Saved entries:
--------------------------------------------------

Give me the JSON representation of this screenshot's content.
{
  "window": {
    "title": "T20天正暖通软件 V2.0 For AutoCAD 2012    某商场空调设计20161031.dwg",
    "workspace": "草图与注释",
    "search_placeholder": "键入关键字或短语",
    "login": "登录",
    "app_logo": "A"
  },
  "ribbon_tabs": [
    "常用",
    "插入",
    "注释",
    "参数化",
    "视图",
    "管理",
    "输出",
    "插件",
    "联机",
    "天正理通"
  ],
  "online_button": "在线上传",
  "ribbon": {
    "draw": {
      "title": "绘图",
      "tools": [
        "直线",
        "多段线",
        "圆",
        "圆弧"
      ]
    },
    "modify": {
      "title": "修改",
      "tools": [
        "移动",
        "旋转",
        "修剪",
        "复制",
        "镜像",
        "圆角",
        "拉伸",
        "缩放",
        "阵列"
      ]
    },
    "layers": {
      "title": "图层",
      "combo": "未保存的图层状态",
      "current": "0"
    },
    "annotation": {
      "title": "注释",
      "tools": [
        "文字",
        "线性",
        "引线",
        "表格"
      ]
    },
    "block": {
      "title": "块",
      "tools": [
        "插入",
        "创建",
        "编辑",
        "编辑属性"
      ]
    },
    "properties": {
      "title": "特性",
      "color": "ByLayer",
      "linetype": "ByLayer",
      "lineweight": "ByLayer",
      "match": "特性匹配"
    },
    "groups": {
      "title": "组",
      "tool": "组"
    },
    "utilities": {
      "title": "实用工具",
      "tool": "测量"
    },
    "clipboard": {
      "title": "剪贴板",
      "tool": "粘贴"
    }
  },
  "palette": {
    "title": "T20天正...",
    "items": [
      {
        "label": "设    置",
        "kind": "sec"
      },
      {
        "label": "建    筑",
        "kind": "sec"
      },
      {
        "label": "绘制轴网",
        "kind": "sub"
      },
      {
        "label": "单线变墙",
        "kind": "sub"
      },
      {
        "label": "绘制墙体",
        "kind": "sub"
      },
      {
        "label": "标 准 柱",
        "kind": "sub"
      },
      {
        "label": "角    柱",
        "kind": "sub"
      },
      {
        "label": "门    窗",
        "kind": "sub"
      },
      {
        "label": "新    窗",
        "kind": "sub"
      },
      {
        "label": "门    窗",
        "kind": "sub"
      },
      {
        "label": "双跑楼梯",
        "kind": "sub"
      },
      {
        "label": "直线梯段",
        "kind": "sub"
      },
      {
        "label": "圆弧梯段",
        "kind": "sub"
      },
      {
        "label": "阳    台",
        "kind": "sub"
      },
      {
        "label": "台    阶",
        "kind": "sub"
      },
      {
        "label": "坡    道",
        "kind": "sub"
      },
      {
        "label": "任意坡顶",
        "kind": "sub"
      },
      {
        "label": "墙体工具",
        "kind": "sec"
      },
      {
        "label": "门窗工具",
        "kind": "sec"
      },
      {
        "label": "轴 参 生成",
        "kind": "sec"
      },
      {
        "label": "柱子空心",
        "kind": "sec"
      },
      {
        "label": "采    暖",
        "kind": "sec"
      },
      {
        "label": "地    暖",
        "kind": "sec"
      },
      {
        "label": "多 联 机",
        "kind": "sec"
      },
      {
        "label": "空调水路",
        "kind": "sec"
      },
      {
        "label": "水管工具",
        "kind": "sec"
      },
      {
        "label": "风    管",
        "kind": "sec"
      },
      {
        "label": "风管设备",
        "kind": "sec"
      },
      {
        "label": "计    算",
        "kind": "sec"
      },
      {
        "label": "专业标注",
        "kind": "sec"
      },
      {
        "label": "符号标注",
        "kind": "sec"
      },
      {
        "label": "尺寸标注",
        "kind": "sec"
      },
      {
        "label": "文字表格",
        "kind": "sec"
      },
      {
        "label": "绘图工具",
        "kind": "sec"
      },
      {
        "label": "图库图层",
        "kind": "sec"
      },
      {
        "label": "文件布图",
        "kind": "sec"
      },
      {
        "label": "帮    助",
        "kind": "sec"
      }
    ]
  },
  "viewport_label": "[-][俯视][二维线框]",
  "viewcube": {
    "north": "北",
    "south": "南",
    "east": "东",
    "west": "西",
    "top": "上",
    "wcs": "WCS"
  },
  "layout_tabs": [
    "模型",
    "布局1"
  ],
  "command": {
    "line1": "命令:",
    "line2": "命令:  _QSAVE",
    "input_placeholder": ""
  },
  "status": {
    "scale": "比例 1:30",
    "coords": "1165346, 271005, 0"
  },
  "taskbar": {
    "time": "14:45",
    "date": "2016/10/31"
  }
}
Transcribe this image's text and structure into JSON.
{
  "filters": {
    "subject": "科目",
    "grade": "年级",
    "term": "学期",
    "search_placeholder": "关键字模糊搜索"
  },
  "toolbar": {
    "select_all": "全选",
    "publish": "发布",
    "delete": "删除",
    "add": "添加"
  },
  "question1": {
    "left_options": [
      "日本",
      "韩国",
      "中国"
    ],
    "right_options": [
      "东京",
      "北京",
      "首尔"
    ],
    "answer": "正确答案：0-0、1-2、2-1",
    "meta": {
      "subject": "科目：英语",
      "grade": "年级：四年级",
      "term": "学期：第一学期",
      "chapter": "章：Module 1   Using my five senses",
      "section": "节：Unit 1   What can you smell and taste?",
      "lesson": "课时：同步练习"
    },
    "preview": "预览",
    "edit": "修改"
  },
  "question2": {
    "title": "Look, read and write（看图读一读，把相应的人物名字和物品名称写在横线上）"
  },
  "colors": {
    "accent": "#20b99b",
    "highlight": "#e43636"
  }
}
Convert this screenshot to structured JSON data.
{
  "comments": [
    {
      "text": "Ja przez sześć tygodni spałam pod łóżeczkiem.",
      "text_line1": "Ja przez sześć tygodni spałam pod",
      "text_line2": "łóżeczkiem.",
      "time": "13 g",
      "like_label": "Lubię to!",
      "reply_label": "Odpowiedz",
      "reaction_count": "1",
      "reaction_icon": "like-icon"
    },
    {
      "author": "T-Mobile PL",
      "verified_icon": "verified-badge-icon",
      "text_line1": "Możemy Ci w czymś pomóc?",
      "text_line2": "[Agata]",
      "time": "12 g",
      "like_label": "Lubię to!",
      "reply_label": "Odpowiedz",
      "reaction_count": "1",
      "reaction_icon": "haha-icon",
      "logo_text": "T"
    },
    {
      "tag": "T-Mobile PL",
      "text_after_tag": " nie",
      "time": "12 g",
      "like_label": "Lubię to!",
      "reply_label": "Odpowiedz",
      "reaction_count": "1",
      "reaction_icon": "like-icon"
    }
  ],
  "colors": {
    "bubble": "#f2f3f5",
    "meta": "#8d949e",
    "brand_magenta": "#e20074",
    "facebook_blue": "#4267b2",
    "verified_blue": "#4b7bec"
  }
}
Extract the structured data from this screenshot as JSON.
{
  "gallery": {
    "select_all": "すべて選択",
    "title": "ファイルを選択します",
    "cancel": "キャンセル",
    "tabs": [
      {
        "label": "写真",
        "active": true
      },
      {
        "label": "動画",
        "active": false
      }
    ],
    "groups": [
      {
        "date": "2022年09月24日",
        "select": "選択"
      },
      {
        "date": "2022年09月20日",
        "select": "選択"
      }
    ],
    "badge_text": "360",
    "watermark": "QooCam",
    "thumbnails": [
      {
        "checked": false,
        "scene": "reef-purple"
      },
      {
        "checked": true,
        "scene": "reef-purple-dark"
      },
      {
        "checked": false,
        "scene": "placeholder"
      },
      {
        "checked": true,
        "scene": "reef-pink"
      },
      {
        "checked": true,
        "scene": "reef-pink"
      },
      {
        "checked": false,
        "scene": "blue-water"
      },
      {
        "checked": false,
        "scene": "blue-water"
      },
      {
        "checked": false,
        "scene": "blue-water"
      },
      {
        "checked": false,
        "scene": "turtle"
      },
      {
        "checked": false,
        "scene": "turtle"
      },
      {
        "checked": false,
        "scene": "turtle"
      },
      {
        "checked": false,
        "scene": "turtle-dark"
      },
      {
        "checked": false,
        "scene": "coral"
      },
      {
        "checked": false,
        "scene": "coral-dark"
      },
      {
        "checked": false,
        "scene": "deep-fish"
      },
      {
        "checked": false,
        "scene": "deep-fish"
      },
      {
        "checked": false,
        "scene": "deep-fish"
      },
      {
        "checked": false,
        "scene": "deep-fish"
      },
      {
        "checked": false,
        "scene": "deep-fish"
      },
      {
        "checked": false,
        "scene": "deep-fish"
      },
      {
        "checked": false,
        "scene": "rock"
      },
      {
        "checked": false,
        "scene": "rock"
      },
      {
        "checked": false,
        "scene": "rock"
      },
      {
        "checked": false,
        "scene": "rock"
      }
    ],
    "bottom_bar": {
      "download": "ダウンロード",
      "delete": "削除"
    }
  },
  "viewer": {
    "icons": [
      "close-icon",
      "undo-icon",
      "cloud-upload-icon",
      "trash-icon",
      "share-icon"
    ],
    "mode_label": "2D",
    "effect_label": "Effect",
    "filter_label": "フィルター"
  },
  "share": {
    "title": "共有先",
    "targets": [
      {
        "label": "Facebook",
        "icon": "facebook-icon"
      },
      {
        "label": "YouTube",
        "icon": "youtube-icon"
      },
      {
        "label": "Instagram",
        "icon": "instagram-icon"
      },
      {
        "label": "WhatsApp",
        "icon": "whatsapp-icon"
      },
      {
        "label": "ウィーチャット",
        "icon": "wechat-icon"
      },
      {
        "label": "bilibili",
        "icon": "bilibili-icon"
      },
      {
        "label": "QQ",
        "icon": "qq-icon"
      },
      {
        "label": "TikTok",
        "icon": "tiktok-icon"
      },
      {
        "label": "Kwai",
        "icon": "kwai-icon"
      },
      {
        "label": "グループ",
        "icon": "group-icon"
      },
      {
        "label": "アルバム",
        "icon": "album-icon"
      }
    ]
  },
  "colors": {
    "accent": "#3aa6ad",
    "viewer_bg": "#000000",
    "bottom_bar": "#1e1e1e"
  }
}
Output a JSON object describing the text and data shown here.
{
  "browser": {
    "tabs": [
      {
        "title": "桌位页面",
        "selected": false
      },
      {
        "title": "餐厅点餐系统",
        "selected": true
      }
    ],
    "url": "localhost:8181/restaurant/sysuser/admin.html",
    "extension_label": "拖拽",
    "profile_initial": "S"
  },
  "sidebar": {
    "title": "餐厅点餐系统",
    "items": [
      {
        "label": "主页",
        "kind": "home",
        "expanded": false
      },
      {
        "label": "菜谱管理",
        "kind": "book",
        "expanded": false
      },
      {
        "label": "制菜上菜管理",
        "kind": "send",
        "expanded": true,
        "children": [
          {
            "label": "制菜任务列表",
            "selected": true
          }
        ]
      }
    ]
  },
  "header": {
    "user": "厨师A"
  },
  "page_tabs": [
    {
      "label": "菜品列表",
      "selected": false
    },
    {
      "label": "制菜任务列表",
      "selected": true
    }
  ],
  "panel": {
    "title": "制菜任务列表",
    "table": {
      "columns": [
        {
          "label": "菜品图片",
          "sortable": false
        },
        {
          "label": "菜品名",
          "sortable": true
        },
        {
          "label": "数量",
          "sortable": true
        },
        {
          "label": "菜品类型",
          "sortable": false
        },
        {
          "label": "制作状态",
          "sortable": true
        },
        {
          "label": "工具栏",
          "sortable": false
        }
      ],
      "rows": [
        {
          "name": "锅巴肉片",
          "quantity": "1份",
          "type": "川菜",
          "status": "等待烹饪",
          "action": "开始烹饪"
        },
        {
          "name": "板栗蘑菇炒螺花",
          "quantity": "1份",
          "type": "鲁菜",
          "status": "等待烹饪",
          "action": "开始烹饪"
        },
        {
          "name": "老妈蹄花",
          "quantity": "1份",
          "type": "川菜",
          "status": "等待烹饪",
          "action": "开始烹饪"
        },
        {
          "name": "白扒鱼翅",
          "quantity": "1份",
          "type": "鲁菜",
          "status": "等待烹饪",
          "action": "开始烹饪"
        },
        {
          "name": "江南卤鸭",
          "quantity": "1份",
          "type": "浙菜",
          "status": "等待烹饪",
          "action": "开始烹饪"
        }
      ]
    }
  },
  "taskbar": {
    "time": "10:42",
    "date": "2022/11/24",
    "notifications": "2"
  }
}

--------------------------------------------------

* **What is required**
Return each line where "data" shows up.

* **Task output**
Convert this screenshot to structured JSON data.
Extract the structured data from this screenshot as JSON.
Output a JSON object describing the text and data shown here.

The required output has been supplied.